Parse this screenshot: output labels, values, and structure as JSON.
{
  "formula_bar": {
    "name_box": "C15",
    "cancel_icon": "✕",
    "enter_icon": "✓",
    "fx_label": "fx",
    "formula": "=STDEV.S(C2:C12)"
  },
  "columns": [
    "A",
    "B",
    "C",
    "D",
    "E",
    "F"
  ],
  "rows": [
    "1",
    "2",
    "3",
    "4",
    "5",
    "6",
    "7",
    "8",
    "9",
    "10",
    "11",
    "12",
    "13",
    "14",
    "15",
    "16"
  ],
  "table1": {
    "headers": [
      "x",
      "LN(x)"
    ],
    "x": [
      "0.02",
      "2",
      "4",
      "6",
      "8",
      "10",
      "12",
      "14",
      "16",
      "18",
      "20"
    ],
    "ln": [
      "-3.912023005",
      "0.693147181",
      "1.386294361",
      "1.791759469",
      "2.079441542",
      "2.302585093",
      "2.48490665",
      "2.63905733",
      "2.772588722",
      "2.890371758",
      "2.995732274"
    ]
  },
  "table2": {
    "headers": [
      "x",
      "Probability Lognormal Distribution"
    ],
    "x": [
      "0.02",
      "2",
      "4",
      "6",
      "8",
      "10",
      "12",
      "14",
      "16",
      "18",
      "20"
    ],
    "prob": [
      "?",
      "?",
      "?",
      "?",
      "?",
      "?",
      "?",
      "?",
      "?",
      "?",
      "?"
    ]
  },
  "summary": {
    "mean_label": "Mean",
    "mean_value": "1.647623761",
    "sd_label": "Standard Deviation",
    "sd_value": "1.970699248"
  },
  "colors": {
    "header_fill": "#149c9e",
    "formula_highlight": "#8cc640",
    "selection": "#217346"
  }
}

....

**Work to do**: Your task is to repeat the data exactly; please include every line.

**Task output**:
Parse this screenshot: output labels, values, and structure as JSON.
{
  "formula_bar": {
    "name_box": "C15",
    "cancel_icon": "✕",
    "enter_icon": "✓",
    "fx_label": "fx",
    "formula": "=STDEV.S(C2:C12)"
  },
  "columns": [
    "A",
    "B",
    "C",
    "D",
    "E",
    "F"
  ],
  "rows": [
    "1",
    "2",
    "3",
    "4",
    "5",
    "6",
    "7",
    "8",
    "9",
    "10",
    "11",
    "12",
    "13",
    "14",
    "15",
    "16"
  ],
  "table1": {
    "headers": [
      "x",
      "LN(x)"
    ],
    "x": [
      "0.02",
      "2",
      "4",
      "6",
      "8",
      "10",
      "12",
      "14",
      "16",
      "18",
      "20"
    ],
    "ln": [
      "-3.912023005",
      "0.693147181",
      "1.386294361",
      "1.791759469",
      "2.079441542",
      "2.302585093",
      "2.48490665",
      "2.63905733",
      "2.772588722",
      "2.890371758",
      "2.995732274"
    ]
  },
  "table2": {
    "headers": [
      "x",
      "Probability Lognormal Distribution"
    ],
    "x": [
      "0.02",
      "2",
      "4",
      "6",
      "8",
      "10",
      "12",
      "14",
      "16",
      "18",
      "20"
    ],
    "prob": [
      "?",
      "?",
      "?",
      "?",
      "?",
      "?",
      "?",
      "?",
      "?",
      "?",
      "?"
    ]
  },
  "summary": {
    "mean_label": "Mean",
    "mean_value": "1.647623761",
    "sd_label": "Standard Deviation",
    "sd_value": "1.970699248"
  },
  "colors": {
    "header_fill": "#149c9e",
    "formula_highlight": "#8cc640",
    "selection": "#217346"
  }
}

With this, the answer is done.